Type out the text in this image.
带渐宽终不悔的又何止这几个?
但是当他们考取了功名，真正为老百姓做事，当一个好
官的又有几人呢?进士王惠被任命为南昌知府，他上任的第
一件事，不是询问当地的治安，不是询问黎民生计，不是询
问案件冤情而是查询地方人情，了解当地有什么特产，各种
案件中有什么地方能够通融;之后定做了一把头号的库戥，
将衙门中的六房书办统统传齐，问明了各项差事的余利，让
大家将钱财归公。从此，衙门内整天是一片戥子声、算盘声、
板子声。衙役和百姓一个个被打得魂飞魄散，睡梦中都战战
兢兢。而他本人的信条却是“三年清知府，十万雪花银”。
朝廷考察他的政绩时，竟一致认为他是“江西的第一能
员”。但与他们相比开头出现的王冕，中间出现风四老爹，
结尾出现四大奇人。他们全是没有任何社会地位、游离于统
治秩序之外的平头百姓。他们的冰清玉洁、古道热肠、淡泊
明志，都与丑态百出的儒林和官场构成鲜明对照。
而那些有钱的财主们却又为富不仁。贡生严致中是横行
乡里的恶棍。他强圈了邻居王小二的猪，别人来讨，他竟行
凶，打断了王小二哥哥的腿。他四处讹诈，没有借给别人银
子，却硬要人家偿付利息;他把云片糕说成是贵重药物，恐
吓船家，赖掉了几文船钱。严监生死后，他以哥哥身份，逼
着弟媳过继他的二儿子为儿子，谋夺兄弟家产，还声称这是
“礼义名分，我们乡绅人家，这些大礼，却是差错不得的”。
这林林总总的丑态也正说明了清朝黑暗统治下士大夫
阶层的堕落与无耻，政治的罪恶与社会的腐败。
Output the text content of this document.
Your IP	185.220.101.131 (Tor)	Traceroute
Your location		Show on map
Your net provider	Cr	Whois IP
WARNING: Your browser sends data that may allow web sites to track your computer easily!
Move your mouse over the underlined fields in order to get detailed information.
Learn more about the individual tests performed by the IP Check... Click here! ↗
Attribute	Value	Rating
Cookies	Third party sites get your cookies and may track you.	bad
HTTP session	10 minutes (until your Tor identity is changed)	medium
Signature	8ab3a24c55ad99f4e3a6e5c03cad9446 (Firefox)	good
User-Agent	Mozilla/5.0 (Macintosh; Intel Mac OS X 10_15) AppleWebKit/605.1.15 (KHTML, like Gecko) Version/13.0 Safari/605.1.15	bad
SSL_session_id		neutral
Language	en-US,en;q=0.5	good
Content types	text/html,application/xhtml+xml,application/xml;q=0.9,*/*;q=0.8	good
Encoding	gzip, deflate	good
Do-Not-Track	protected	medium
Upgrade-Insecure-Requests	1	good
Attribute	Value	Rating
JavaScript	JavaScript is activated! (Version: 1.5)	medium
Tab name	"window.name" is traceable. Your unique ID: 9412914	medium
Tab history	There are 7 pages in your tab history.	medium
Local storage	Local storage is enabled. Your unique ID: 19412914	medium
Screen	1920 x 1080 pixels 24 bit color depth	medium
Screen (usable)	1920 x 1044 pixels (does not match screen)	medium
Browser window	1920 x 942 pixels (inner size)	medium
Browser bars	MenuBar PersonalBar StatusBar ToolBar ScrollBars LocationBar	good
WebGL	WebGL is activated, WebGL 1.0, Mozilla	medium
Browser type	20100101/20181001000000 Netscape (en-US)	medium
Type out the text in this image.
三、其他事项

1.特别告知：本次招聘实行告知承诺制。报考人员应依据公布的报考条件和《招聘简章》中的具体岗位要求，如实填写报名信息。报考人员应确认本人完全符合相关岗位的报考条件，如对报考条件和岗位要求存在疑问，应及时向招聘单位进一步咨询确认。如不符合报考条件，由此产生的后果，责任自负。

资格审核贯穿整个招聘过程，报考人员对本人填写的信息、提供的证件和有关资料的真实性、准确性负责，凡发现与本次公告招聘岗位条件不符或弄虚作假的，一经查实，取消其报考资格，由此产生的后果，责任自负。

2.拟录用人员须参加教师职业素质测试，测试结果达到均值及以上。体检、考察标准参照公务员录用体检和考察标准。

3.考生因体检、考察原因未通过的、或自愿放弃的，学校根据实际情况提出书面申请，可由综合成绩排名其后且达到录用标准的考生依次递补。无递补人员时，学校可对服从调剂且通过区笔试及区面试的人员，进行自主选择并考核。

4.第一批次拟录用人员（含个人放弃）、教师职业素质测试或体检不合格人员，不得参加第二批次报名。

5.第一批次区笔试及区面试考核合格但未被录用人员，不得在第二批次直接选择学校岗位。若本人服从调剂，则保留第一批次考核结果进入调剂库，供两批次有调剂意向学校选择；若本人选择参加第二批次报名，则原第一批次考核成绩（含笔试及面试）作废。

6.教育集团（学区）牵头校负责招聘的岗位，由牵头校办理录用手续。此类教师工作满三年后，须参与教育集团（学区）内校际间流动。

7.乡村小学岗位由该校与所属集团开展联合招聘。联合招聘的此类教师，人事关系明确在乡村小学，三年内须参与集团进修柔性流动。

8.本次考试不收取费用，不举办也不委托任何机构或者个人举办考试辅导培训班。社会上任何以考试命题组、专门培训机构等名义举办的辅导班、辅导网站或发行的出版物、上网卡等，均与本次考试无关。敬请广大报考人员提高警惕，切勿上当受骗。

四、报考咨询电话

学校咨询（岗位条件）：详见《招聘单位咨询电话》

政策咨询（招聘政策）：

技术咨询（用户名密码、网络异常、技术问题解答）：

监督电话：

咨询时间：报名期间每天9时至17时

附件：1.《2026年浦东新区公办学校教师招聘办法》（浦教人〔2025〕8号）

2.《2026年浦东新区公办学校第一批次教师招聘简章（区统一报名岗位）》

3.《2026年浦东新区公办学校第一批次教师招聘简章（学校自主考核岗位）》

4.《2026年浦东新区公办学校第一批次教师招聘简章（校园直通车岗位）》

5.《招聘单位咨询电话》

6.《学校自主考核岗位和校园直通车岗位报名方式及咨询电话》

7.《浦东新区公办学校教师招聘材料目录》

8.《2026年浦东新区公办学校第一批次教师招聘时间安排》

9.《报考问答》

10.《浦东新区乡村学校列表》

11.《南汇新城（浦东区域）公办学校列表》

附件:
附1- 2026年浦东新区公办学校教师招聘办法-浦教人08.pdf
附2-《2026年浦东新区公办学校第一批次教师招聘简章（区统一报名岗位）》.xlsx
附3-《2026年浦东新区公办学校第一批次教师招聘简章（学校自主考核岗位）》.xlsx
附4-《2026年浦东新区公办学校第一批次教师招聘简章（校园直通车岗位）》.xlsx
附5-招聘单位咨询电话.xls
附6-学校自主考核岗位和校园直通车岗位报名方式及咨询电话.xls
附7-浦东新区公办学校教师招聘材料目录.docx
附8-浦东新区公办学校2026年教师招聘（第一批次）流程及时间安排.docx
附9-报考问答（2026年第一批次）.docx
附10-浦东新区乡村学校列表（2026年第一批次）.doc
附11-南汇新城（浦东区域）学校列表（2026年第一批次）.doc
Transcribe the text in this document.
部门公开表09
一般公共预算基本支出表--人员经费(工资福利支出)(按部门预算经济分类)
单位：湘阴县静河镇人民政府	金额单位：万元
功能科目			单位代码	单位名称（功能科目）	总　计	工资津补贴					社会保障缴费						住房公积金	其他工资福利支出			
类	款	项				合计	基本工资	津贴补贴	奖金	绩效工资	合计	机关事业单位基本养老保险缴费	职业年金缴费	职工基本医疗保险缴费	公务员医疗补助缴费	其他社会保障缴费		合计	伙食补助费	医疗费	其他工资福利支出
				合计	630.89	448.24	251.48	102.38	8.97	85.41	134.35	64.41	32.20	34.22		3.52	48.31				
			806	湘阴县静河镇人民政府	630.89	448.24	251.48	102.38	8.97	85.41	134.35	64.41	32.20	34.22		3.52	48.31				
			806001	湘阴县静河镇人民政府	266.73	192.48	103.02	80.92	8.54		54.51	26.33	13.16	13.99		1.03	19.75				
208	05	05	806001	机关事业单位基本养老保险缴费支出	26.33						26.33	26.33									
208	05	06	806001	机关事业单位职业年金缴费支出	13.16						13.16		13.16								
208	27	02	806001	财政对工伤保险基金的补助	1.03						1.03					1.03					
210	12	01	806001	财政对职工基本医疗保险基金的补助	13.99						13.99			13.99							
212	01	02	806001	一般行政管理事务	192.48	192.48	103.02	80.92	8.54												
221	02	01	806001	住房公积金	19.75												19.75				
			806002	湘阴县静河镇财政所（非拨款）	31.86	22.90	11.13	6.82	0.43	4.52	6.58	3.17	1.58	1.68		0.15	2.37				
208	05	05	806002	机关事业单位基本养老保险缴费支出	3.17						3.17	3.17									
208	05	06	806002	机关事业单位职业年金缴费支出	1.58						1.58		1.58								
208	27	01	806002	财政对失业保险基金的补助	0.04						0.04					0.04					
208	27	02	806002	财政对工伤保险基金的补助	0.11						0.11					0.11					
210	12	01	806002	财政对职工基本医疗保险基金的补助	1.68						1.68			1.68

○ ○ ○ ○ ○ ○ ○

» WHAT YOU ARE ASKED TO DO
List every line above that contains the word "学校自主考核岗位和校园直通车岗位报名方式及咨询电话".

» CORRECT ANSWER
6.《学校自主考核岗位和校园直通车岗位报名方式及咨询电话》
附6-学校自主考核岗位和校园直通车岗位报名方式及咨询电话.xls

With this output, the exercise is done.